O Conceito de Mashiach (Messias) no Judaísmo: Uma Análise Abrangente

Por: David Havilá 

  • A crença no Mashiach (Messias) — um futuro redentor que inaugurará uma era de paz universal, justiça e conhecimento divino — constitui um dos 13 princípios fundamentais da fé judaica, conforme articulado por Maimônides. Embora a figura do messias tenha sido popularizada globalmente por outras tradições, seu conceito tem raízes profundas e um significado distinto no pensamento judaico. Compreender a visão judaica do Mashiach é essencial para apreciar a esperança escatológica judaica, sua resiliência histórica e sua abordagem à redenção do mundo.

Origens e Desenvolvimento do Conceito Messiânico

Raízes Bíblicas: De um Título a uma Esperança

O termo “Mashiach” (משיח), literalmente “ungido”, refere-se na Bíblia Hebraica (Tanakh) à prática de ungir indivíduos com óleo sagrado para designá-los a papéis de liderança. Originalmente, não era um título escatológico, mas uma designação para figuras empossadas por Deus, incluindo:

  • Reis de Israel: Saul (I Samuel 24:6), Davi (II Samuel 19:22) e Salomão foram chamados “ungidos do Senhor”.
  • Sumos Sacerdotes (Cohanim Gadolim): Eram ungidos para seu serviço no Templo (Levítico 4:3).
  • Líderes Designados: Surpreendentemente, até o rei persa Ciro é chamado de “ungido” de Deus (Isaías 45:1) por seu papel divinamente ordenado de permitir que os judeus retornassem do exílio babilônico e reconstruíssem o Templo.

A transformação de “mashiach” de um título presente para uma esperança futura ocorreu gradualmente, catalisada pela destruição do Primeiro Templo em 586 AEC e o fim da monarquia davídica. Os profetas começaram a articular a esperança de um futuro rei ideal, um descendente da linhagem de Davi, que restauraria a glória de Israel e estabeleceria uma era de perfeição.


Passagens fundamentais nutriram essa esperança:

Miquéias 5:1 (5:2 no texto cristão): “E tu, Belém Efrata… de ti me sairá o que governará em Israel, e cujas origens são desde os tempos antigos, desde os dias da eternidade.”

Isaías 11:1-2, 9: “Um ramo brotará do tronco de Jessé [pai de Davi]… O espírito do Senhor repousará sobre ele… pois a terra se encherá do conhecimento do Senhor, como as águas cobrem o mar.”

> **Tarefa proposta 1**
Extraia da listagem, sem nenhuma alteração, as linhas começando na que contém "- card 1 text: [78, 606, 224, 647]" e terminando na que contém "- arrow callout: [62, 335, 268, 413]", ambas incluídas.
O trecho e a listagem são independentes um do outro.

> **Entradas exibidas**
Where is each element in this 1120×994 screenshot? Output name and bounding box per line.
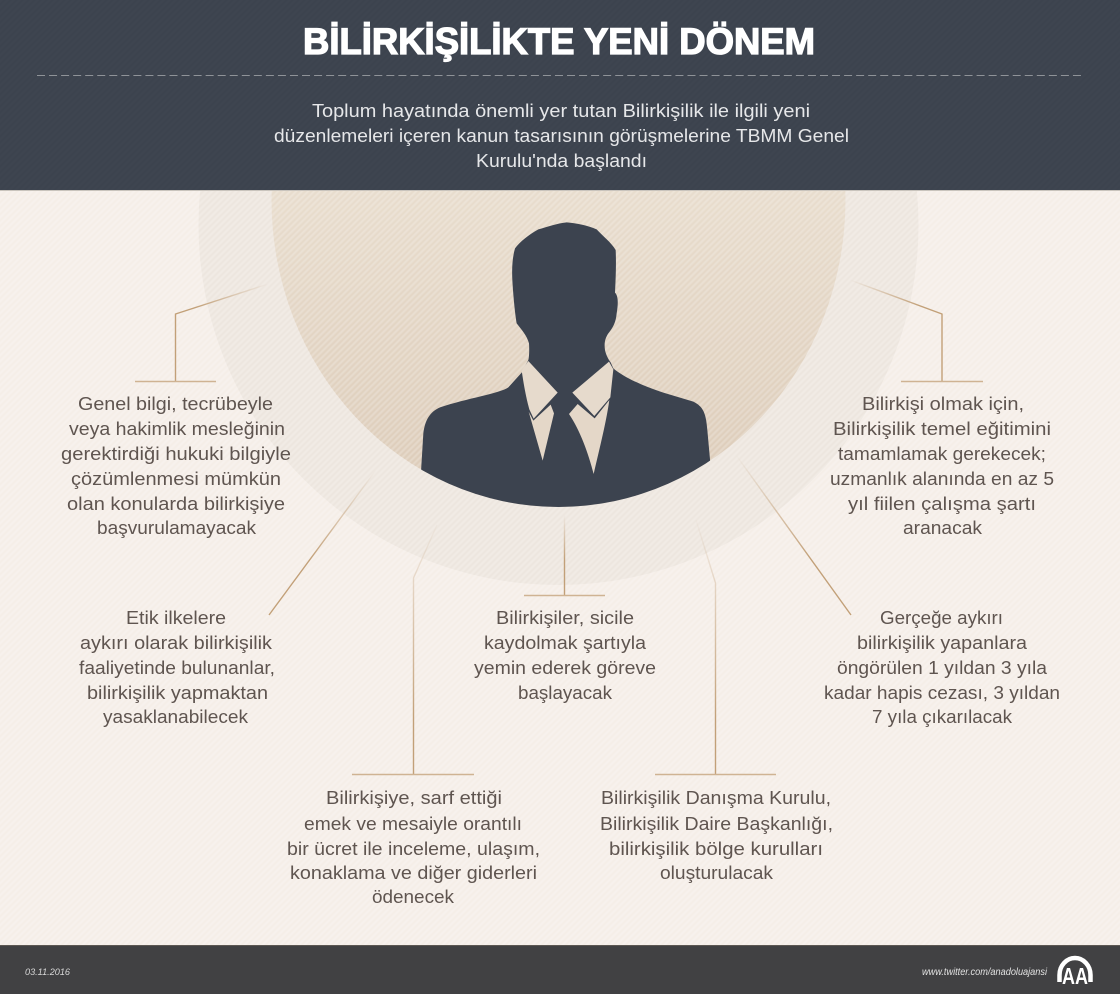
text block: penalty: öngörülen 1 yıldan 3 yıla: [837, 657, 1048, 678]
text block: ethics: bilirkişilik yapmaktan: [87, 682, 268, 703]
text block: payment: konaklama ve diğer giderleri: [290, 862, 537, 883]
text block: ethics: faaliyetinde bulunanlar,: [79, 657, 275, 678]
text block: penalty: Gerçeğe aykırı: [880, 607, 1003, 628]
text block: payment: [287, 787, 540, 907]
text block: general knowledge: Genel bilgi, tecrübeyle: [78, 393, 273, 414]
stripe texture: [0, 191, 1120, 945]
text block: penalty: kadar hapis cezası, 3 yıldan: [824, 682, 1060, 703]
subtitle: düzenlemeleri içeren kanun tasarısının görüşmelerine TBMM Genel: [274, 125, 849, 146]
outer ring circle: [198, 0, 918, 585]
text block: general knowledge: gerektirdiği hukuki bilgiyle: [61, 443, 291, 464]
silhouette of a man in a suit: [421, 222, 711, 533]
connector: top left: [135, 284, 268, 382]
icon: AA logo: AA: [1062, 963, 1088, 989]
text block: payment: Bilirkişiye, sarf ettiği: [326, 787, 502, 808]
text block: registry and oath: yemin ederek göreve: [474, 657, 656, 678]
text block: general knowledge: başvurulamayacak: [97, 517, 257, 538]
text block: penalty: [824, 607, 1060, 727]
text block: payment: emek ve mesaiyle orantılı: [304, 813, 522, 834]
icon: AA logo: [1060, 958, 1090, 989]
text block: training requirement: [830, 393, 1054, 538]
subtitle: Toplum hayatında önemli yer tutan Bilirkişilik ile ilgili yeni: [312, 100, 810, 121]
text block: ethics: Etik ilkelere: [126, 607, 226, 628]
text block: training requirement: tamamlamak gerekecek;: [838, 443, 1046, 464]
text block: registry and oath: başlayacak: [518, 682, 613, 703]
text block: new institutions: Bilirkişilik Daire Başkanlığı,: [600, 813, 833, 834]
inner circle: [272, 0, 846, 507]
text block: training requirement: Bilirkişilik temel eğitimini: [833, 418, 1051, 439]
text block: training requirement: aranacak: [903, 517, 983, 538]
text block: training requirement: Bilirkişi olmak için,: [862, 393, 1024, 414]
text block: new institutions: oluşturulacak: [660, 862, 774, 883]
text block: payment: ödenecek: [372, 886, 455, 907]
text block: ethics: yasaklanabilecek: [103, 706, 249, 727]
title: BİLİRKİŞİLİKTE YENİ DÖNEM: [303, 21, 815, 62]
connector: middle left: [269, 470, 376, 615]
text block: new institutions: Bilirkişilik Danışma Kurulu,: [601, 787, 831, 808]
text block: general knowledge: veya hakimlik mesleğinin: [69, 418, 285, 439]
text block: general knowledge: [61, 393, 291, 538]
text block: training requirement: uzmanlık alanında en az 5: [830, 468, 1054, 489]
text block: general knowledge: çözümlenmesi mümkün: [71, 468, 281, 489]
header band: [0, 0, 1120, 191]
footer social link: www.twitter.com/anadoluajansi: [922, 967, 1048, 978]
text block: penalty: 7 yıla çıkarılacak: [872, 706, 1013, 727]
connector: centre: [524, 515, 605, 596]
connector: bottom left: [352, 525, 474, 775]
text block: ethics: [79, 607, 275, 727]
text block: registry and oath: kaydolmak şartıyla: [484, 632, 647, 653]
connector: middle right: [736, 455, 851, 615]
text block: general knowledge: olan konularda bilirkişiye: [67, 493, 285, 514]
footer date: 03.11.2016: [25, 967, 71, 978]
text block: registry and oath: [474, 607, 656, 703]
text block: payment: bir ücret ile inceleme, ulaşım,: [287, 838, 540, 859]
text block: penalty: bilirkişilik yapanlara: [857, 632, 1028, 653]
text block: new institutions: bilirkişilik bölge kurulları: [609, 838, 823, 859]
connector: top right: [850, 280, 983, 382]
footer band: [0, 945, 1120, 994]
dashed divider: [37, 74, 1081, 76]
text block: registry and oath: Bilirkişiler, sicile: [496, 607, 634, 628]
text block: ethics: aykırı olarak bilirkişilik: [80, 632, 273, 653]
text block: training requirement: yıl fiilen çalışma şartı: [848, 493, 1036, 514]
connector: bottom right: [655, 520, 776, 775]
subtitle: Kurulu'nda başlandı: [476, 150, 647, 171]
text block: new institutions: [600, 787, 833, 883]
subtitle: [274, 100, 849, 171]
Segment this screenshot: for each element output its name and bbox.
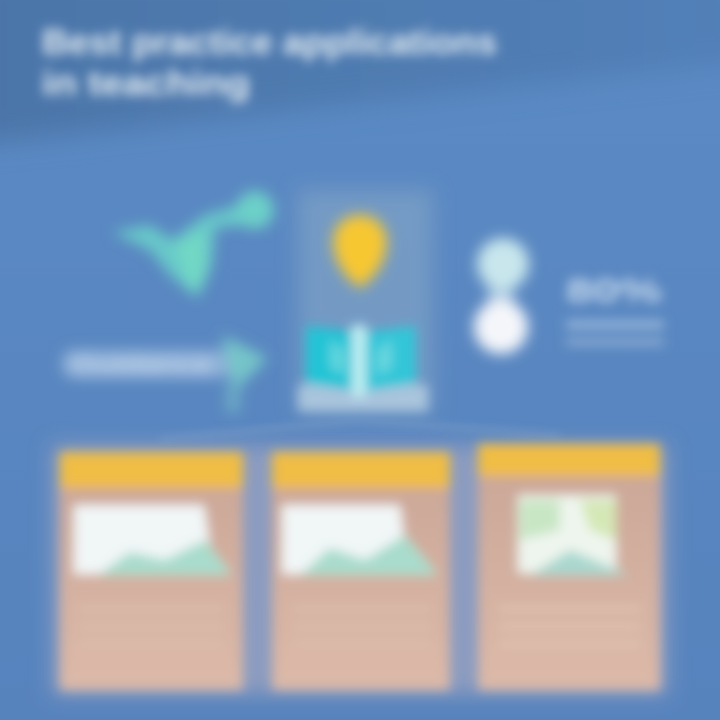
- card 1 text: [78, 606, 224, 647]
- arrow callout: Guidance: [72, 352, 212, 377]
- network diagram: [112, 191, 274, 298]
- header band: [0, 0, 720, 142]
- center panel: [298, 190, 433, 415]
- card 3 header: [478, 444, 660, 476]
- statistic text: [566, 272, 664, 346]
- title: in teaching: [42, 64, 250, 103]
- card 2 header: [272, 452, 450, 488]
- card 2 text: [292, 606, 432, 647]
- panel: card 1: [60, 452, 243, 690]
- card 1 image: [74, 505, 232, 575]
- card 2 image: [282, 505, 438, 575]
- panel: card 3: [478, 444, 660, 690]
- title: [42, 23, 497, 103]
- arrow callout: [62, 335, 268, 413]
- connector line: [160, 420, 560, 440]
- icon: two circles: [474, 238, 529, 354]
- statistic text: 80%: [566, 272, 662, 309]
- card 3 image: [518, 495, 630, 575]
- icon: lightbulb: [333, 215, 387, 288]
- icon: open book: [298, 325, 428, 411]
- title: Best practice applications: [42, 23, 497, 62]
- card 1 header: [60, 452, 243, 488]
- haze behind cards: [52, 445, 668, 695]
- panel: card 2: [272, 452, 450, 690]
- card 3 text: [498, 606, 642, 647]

> **Tarefa proposta 2**
Segundo o trecho sobre o Mashiach, em que ano foi destruído o Primeiro Templo?

> **Resultado do exercício 1**
- card 1 text: [78, 606, 224, 647]
- arrow callout: Guidance: [72, 352, 212, 377]
- network diagram: [112, 191, 274, 298]
- header band: [0, 0, 720, 142]
- center panel: [298, 190, 433, 415]
- card 3 header: [478, 444, 660, 476]
- statistic text: [566, 272, 664, 346]
- title: in teaching: [42, 64, 250, 103]
- card 2 header: [272, 452, 450, 488]
- card 2 text: [292, 606, 432, 647]
- panel: card 1: [60, 452, 243, 690]
- card 1 image: [74, 505, 232, 575]
- card 2 image: [282, 505, 438, 575]
- panel: card 3: [478, 444, 660, 690]
- title: [42, 23, 497, 103]
- arrow callout: [62, 335, 268, 413]

> **Resultado do exercício 2**
Em 586 AEC.